Task material:
** Begin **

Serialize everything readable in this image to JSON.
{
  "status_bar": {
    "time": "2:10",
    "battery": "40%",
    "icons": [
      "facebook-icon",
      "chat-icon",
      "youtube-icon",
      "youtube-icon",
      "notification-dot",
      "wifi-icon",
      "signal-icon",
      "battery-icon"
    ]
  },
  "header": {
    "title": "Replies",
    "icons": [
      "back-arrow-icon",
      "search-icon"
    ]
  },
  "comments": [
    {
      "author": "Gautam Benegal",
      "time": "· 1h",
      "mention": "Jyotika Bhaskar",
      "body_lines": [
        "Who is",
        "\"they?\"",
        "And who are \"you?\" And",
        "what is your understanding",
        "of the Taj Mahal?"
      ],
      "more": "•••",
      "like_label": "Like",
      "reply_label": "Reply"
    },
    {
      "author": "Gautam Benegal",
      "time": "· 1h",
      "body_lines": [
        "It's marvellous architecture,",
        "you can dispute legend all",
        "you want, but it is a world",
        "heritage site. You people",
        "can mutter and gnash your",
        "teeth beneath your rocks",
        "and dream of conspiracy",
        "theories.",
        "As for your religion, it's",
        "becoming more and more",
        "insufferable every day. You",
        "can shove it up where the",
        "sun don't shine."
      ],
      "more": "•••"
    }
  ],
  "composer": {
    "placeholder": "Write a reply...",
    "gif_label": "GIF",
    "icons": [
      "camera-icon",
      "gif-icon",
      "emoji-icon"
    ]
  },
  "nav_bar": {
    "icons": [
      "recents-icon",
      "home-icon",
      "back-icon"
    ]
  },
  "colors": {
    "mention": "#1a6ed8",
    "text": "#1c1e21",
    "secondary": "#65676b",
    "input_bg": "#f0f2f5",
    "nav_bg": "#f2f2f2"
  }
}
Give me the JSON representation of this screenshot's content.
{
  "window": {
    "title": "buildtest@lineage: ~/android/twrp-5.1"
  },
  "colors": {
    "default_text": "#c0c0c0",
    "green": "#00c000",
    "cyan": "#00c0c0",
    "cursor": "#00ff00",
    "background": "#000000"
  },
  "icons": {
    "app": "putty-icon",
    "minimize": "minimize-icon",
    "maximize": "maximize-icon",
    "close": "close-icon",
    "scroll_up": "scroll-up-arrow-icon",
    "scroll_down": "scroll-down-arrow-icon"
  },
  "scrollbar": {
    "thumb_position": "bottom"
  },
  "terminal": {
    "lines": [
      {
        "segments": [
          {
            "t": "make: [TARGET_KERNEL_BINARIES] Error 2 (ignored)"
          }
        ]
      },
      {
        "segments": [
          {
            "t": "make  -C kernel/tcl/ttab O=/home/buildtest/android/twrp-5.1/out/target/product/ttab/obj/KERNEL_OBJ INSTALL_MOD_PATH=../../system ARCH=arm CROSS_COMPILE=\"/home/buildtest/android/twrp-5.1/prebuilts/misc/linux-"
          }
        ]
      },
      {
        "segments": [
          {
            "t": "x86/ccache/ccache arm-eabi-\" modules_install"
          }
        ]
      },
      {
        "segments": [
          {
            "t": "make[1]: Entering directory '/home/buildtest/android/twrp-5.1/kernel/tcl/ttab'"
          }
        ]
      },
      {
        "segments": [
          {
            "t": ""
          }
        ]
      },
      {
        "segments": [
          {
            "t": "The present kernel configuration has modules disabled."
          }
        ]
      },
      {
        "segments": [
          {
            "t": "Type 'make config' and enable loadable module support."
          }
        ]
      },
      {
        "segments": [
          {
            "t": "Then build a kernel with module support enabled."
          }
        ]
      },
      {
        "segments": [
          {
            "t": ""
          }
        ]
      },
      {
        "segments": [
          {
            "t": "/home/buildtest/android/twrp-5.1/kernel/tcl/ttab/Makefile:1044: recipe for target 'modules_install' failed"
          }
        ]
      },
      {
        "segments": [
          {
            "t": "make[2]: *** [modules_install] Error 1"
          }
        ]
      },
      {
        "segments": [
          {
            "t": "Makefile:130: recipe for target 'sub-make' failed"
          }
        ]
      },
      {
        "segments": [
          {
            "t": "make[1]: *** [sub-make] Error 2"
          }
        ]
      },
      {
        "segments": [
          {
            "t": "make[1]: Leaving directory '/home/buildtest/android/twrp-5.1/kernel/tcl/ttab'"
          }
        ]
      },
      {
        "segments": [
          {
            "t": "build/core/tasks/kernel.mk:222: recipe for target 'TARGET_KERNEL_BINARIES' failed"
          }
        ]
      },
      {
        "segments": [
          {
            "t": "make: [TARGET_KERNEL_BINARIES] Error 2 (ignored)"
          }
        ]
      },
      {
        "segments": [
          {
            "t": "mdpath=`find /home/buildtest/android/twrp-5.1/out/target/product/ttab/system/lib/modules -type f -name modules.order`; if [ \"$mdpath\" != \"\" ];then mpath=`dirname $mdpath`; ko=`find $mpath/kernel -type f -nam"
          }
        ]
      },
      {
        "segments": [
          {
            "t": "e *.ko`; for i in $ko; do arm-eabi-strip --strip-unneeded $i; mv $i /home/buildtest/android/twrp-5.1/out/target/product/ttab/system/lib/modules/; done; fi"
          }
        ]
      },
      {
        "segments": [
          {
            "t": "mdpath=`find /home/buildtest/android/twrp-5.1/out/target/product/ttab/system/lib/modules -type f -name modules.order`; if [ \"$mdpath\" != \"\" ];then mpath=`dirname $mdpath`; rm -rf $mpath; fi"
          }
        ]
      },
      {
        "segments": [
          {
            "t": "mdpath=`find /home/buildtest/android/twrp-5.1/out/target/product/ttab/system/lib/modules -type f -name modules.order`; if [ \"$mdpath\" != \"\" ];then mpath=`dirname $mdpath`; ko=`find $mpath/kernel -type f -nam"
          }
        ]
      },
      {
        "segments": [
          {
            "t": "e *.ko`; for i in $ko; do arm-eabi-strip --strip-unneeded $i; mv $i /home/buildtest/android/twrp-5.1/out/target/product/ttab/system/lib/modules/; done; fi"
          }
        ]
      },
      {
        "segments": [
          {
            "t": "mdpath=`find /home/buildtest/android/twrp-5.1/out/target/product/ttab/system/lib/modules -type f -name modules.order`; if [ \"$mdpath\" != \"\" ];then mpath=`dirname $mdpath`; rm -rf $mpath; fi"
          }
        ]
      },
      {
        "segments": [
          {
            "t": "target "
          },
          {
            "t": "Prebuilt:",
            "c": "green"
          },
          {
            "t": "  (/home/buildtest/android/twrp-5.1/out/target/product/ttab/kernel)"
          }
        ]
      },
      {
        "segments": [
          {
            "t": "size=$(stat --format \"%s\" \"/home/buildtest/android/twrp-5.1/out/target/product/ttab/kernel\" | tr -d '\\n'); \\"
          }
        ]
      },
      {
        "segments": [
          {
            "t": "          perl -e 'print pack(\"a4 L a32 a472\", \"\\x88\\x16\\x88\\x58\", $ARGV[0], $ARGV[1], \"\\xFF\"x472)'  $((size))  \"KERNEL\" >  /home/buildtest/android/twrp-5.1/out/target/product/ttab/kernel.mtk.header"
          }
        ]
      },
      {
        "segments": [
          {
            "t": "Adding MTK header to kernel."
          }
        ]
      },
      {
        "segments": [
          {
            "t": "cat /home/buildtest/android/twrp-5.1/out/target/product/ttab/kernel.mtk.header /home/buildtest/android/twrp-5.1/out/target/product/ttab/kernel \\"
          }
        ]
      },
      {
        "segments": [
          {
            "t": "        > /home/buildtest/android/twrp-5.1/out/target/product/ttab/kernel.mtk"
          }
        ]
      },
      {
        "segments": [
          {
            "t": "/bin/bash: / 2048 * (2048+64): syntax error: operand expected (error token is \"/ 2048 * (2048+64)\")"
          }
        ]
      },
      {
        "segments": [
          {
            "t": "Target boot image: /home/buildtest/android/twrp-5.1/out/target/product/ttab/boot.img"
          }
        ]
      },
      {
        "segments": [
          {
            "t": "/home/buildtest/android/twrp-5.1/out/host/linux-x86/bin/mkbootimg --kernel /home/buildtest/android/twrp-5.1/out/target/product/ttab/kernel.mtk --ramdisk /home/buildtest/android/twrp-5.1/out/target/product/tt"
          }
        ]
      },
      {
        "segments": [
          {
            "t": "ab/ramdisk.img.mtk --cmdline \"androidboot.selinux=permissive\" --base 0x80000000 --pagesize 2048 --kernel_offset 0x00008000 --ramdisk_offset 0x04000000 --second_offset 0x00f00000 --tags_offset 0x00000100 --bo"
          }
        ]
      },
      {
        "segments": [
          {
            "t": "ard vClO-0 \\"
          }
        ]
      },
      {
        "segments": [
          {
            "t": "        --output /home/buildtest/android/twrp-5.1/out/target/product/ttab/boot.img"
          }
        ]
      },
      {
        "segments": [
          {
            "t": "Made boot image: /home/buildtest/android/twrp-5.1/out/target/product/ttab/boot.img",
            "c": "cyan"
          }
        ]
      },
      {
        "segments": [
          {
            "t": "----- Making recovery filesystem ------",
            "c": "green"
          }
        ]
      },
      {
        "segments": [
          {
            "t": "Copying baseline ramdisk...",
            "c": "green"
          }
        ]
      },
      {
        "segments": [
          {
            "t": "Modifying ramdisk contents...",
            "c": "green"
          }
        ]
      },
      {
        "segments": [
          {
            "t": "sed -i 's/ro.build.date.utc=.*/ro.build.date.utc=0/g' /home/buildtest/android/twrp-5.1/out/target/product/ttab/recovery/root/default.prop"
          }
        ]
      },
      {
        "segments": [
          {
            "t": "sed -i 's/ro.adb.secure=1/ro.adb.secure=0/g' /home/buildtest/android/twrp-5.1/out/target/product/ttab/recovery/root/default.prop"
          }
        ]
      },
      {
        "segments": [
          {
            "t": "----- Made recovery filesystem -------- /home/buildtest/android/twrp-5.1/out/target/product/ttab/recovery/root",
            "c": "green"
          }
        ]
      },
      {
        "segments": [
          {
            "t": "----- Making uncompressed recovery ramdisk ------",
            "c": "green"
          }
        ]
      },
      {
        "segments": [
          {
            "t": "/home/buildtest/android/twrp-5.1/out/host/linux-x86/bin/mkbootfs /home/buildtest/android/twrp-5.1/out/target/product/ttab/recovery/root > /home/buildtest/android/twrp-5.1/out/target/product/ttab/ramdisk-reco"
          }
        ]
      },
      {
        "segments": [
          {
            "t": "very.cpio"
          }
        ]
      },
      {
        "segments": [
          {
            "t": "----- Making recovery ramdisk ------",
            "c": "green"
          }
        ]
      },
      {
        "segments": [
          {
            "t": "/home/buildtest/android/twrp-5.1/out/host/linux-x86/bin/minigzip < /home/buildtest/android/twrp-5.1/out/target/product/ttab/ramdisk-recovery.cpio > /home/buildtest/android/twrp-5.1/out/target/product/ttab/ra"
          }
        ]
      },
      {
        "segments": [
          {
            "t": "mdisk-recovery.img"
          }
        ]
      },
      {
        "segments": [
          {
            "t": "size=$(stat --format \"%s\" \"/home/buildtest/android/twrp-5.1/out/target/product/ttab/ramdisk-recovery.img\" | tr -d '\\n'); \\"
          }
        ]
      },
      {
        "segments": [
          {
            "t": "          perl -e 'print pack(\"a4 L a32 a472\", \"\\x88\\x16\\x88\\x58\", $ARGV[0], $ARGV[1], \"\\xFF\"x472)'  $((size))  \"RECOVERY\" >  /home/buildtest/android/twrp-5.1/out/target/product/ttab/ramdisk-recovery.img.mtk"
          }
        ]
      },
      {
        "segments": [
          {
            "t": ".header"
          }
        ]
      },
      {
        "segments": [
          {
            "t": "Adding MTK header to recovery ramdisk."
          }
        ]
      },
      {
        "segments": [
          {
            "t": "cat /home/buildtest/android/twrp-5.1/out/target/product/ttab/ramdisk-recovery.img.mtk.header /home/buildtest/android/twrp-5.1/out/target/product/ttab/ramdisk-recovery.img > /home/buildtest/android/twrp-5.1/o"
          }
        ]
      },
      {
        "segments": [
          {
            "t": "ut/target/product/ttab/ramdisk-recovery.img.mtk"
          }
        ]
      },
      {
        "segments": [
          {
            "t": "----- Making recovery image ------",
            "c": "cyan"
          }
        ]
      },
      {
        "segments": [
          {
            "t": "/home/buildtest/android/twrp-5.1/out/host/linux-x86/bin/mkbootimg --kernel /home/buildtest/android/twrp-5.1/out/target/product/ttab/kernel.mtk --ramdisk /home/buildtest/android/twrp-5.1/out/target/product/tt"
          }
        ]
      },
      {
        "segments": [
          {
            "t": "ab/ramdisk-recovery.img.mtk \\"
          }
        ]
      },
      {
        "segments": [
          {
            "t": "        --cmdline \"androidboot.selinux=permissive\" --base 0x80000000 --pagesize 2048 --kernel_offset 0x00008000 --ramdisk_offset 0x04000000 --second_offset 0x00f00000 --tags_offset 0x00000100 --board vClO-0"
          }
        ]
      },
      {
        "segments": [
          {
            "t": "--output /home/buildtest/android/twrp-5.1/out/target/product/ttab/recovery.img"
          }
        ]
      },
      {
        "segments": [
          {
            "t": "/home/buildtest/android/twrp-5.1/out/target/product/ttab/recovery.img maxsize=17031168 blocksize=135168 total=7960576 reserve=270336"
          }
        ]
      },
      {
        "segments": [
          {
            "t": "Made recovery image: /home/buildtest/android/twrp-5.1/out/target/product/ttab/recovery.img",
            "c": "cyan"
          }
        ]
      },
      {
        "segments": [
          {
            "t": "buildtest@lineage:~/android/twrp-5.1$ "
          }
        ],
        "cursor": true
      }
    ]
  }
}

** End **

Given instruction: List the lines of the entries that include "Made".

The response:
            "t": "Made boot image: /home/buildtest/android/twrp-5.1/out/target/product/ttab/boot.img",
            "t": "----- Made recovery filesystem -------- /home/buildtest/android/twrp-5.1/out/target/product/ttab/recovery/root",
            "t": "Made recovery image: /home/buildtest/android/twrp-5.1/out/target/product/ttab/recovery.img",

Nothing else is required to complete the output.